Brief: From the entries below, gather each line containing the word "horizontal".

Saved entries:

────────────────────────────────────────

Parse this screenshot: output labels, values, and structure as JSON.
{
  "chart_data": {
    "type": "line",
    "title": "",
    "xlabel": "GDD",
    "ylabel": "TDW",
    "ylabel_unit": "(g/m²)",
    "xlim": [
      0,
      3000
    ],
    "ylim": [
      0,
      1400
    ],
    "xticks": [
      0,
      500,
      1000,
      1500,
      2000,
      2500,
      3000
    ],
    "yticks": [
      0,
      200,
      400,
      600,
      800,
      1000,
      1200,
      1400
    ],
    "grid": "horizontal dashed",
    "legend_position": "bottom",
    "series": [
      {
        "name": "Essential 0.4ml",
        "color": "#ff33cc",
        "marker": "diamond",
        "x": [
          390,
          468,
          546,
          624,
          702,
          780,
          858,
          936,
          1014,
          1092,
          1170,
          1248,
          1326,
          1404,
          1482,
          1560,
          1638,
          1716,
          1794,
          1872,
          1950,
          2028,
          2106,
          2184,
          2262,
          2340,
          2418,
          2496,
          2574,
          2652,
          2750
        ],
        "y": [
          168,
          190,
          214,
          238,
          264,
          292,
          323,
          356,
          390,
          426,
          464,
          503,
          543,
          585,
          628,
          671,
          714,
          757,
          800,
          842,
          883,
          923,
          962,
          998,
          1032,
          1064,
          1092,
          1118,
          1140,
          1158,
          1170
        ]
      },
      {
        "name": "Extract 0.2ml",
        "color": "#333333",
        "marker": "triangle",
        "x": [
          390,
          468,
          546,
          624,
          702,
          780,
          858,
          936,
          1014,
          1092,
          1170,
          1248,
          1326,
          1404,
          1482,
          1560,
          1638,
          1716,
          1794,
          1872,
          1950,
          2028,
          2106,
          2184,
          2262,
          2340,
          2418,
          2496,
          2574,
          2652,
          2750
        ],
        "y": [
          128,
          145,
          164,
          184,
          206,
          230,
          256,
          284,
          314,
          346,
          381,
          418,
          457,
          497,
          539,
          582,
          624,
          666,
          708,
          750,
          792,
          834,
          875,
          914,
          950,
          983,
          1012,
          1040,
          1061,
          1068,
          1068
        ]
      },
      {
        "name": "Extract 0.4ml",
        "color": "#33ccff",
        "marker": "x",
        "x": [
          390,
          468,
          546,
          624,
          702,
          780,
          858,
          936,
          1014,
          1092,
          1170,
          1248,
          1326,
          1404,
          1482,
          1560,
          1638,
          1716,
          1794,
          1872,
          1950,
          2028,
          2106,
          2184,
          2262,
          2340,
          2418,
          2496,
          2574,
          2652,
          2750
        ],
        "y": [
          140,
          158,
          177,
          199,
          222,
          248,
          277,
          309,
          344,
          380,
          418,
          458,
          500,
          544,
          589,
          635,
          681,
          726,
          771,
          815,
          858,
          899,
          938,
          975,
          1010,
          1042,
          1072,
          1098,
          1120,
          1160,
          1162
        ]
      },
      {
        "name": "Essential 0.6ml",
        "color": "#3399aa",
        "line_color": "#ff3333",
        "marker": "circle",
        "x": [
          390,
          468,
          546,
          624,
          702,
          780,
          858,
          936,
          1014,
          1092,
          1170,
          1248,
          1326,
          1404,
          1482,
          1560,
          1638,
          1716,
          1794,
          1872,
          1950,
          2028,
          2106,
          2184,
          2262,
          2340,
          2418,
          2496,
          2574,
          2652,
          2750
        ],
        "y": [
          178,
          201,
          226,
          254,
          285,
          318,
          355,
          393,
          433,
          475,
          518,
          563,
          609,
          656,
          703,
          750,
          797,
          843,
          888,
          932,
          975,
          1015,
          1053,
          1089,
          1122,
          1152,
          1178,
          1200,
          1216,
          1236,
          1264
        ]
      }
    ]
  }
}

────────────────────────────────────────

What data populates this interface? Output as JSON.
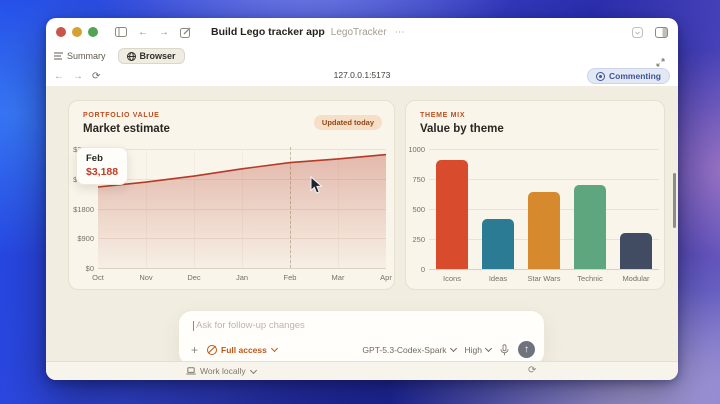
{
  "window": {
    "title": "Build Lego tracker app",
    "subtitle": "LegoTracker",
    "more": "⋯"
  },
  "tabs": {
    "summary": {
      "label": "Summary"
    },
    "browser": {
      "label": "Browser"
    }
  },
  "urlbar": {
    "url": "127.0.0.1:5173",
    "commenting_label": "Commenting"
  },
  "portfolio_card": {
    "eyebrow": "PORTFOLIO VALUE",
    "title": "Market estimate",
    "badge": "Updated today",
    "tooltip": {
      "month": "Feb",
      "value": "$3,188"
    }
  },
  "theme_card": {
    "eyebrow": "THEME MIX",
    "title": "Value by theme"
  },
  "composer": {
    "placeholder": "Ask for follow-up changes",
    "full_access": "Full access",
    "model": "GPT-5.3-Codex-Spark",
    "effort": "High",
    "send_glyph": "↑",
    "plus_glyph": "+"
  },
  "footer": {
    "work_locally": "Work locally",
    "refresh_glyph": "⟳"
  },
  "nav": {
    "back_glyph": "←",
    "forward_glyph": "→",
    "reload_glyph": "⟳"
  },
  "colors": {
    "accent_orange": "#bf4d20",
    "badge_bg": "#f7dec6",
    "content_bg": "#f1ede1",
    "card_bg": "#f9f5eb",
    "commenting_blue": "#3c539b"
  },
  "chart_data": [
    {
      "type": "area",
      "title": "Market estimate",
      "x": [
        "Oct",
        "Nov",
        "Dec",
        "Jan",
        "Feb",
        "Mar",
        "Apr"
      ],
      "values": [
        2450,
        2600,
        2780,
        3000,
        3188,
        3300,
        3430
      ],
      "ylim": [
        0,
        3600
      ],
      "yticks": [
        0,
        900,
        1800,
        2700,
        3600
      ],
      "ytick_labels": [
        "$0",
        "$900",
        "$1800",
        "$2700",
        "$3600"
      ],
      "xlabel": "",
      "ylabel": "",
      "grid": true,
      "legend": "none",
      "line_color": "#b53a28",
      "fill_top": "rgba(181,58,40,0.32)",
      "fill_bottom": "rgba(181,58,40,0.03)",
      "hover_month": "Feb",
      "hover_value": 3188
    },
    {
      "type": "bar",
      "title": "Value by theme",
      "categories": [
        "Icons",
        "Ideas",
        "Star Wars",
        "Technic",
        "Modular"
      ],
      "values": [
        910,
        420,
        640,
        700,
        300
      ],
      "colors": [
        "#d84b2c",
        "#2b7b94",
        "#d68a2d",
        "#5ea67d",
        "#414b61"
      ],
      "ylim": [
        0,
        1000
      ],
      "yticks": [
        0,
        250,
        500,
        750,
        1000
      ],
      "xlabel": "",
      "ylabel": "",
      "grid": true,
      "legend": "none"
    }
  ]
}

────────────────────────────────────────

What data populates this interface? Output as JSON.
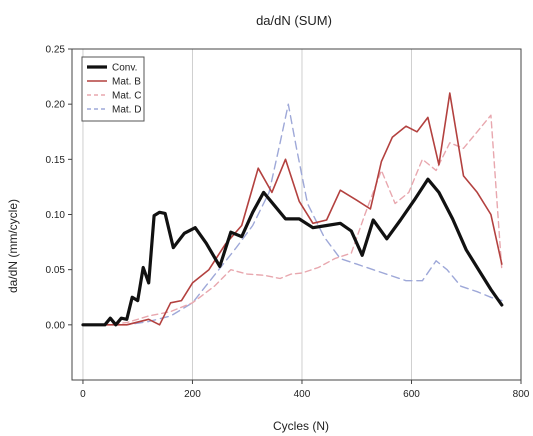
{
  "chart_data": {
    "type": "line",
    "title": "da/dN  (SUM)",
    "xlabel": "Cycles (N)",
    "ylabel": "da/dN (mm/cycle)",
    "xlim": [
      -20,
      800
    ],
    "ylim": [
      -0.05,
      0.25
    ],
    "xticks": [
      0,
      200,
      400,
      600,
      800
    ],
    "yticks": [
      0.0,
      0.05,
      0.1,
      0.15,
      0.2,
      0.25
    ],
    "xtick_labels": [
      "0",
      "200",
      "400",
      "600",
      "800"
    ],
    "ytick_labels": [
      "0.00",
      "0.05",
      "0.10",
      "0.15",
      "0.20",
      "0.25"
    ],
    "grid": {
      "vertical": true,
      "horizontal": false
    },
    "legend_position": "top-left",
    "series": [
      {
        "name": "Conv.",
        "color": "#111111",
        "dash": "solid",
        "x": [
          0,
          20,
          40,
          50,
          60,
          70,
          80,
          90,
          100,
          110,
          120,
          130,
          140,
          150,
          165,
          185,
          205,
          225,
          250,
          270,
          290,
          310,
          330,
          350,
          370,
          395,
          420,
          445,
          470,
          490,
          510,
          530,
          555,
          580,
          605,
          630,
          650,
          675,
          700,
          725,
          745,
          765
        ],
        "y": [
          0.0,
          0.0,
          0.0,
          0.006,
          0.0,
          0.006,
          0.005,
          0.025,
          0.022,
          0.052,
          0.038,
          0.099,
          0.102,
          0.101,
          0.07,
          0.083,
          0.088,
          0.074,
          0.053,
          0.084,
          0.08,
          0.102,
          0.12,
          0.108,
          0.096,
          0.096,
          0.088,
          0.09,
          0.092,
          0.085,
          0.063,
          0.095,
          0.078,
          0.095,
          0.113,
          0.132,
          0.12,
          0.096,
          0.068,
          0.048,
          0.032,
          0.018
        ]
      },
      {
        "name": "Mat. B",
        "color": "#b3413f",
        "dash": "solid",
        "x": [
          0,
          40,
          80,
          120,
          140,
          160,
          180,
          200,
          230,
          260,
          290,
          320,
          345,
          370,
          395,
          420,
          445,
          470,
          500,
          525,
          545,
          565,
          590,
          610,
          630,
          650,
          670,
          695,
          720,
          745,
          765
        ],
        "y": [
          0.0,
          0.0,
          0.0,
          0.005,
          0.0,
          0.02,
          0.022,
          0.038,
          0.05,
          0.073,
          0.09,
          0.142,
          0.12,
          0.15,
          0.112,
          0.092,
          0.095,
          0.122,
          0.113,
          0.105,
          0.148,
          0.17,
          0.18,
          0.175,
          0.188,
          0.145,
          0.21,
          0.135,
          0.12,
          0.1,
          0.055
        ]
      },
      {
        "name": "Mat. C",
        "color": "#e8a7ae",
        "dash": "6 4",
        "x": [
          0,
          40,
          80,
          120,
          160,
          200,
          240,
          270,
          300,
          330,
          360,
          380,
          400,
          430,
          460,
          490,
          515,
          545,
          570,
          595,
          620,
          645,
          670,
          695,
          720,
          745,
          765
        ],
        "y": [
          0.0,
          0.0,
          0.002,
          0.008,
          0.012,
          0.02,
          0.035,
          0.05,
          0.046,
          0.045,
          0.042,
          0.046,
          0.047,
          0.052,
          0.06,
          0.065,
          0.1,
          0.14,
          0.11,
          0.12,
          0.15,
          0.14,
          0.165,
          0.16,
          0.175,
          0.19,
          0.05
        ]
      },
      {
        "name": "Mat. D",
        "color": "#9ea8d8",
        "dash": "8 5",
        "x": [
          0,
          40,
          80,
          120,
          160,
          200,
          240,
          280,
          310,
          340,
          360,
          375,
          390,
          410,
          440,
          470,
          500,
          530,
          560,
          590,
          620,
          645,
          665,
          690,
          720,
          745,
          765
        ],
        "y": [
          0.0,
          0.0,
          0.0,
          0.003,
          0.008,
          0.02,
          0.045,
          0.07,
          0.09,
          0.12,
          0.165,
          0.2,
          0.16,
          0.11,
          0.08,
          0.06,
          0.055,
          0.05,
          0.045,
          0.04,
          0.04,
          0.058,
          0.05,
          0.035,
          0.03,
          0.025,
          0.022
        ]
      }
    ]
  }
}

────────────────────────────────────────

Written answer:
    "grid": "horizontal dashed",
      "horizontal": false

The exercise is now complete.